■ EXCERPTED DATA
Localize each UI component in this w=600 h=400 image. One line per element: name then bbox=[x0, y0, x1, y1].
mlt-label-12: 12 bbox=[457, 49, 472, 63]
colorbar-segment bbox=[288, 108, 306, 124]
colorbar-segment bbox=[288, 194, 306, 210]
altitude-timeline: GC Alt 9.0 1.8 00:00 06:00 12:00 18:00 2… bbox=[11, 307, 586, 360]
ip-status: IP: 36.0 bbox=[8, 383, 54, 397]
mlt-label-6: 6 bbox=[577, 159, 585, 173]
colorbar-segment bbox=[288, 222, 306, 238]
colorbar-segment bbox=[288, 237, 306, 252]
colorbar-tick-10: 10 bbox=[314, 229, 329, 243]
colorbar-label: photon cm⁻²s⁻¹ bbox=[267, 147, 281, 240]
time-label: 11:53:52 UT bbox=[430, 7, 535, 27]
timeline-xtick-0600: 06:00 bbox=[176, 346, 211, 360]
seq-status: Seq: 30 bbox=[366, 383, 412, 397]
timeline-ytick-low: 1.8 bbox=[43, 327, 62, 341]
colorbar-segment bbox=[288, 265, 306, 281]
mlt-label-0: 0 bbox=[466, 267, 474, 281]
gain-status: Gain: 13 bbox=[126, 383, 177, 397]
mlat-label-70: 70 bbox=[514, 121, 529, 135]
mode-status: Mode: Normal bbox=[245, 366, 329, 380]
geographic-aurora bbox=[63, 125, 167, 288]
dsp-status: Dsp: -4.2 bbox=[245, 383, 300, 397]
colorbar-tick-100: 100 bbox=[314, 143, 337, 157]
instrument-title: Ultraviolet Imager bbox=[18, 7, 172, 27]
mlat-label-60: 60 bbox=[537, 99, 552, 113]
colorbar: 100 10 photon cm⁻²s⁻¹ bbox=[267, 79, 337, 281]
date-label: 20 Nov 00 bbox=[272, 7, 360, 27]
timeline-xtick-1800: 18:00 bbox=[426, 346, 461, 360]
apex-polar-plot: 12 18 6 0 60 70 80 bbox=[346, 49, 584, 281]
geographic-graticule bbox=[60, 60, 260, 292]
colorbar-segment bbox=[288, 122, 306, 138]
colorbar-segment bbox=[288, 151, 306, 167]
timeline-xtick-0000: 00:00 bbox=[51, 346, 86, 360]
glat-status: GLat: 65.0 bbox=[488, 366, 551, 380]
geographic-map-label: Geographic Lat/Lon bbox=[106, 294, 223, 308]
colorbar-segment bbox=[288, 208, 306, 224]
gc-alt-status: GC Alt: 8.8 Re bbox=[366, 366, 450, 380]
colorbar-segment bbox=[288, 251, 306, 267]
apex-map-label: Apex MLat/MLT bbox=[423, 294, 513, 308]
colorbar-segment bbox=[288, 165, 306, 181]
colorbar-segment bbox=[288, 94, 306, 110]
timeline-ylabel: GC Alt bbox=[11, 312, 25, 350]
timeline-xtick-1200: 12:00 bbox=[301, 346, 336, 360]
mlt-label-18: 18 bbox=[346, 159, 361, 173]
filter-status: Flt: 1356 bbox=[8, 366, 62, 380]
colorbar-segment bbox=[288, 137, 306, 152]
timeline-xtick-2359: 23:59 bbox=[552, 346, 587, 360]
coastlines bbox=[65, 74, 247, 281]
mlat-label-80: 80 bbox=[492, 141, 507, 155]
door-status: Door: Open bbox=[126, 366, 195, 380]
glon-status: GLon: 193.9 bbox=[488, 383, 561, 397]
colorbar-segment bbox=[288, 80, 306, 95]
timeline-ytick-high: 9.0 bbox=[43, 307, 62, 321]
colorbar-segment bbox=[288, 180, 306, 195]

■ STATED TASK
Write out every line of the data above as a numbered list, leaving out any blank lines.

■ RESPONSE FOR THIS EXERCISE
1. Localize each UI component in this w=600 h=400 image. One line per element: name then bbox=[x0, y0, x1, y1].
2. mlt-label-12: 12 bbox=[457, 49, 472, 63]
3. colorbar-segment bbox=[288, 108, 306, 124]
4. colorbar-segment bbox=[288, 194, 306, 210]
5. altitude-timeline: GC Alt 9.0 1.8 00:00 06:00 12:00 18:00 2… bbox=[11, 307, 586, 360]
6. ip-status: IP: 36.0 bbox=[8, 383, 54, 397]
7. mlt-label-6: 6 bbox=[577, 159, 585, 173]
8. colorbar-segment bbox=[288, 222, 306, 238]
9. colorbar-segment bbox=[288, 237, 306, 252]
10. colorbar-tick-10: 10 bbox=[314, 229, 329, 243]
11. colorbar-label: photon cm⁻²s⁻¹ bbox=[267, 147, 281, 240]
12. time-label: 11:53:52 UT bbox=[430, 7, 535, 27]
13. timeline-xtick-0600: 06:00 bbox=[176, 346, 211, 360]
14. seq-status: Seq: 30 bbox=[366, 383, 412, 397]
15. timeline-ytick-low: 1.8 bbox=[43, 327, 62, 341]
16. colorbar-segment bbox=[288, 265, 306, 281]
17. mlt-label-0: 0 bbox=[466, 267, 474, 281]
18. gain-status: Gain: 13 bbox=[126, 383, 177, 397]
19. mlat-label-70: 70 bbox=[514, 121, 529, 135]
20. mode-status: Mode: Normal bbox=[245, 366, 329, 380]
21. geographic-aurora bbox=[63, 125, 167, 288]
22. dsp-status: Dsp: -4.2 bbox=[245, 383, 300, 397]
23. colorbar-tick-100: 100 bbox=[314, 143, 337, 157]
24. instrument-title: Ultraviolet Imager bbox=[18, 7, 172, 27]
25. mlat-label-60: 60 bbox=[537, 99, 552, 113]
26. colorbar: 100 10 photon cm⁻²s⁻¹ bbox=[267, 79, 337, 281]
27. date-label: 20 Nov 00 bbox=[272, 7, 360, 27]
28. timeline-xtick-1800: 18:00 bbox=[426, 346, 461, 360]
29. apex-polar-plot: 12 18 6 0 60 70 80 bbox=[346, 49, 584, 281]
30. geographic-graticule bbox=[60, 60, 260, 292]
31. colorbar-segment bbox=[288, 122, 306, 138]
32. colorbar-segment bbox=[288, 151, 306, 167]
33. timeline-xtick-0000: 00:00 bbox=[51, 346, 86, 360]
34. glat-status: GLat: 65.0 bbox=[488, 366, 551, 380]
35. geographic-map-label: Geographic Lat/Lon bbox=[106, 294, 223, 308]
36. colorbar-segment bbox=[288, 208, 306, 224]
37. gc-alt-status: GC Alt: 8.8 Re bbox=[366, 366, 450, 380]
38. colorbar-segment bbox=[288, 251, 306, 267]
39. apex-map-label: Apex MLat/MLT bbox=[423, 294, 513, 308]
40. colorbar-segment bbox=[288, 165, 306, 181]
41. colorbar-segment bbox=[288, 94, 306, 110]
42. timeline-ylabel: GC Alt bbox=[11, 312, 25, 350]
43. timeline-xtick-1200: 12:00 bbox=[301, 346, 336, 360]
44. mlt-label-18: 18 bbox=[346, 159, 361, 173]
45. filter-status: Flt: 1356 bbox=[8, 366, 62, 380]
46. colorbar-segment bbox=[288, 137, 306, 152]
47. timeline-xtick-2359: 23:59 bbox=[552, 346, 587, 360]
48. coastlines bbox=[65, 74, 247, 281]
49. mlat-label-80: 80 bbox=[492, 141, 507, 155]
50. door-status: Door: Open bbox=[126, 366, 195, 380]
51. glon-status: GLon: 193.9 bbox=[488, 383, 561, 397]
52. colorbar-segment bbox=[288, 80, 306, 95]
53. timeline-ytick-high: 9.0 bbox=[43, 307, 62, 321]
54. colorbar-segment bbox=[288, 180, 306, 195]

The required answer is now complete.